### WORK TO DO
Find the word "全世界株式" in the material below and gather every line that contains it.

### TASK DATA

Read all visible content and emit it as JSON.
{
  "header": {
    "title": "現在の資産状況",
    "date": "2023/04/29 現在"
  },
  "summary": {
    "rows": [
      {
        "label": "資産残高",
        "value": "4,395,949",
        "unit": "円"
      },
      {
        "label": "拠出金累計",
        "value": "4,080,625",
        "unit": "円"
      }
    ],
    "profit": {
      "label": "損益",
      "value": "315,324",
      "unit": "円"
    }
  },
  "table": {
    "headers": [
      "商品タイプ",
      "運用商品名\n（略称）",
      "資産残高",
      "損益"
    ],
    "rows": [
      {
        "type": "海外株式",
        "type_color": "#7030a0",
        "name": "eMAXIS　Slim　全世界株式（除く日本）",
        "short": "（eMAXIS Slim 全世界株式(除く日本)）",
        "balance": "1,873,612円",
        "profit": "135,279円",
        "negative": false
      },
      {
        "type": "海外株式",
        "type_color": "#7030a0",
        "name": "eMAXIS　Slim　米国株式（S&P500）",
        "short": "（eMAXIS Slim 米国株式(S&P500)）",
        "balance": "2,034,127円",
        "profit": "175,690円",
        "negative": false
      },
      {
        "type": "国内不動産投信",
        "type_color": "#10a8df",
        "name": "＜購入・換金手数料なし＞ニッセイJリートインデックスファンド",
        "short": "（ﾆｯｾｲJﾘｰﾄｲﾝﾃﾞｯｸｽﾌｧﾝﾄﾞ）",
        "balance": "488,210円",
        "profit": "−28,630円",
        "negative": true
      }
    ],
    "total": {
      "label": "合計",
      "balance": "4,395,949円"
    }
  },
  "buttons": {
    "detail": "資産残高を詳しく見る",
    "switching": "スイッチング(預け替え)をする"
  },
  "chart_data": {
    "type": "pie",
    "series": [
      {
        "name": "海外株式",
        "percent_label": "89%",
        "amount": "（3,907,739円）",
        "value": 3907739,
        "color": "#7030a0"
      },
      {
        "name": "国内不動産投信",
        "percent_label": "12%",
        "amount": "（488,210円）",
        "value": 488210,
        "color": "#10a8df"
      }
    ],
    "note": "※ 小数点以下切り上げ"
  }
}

### RESULT OF THIS EXERCISE
        "name": "eMAXIS　Slim　全世界株式（除く日本）",
        "short": "（eMAXIS Slim 全世界株式(除く日本)）",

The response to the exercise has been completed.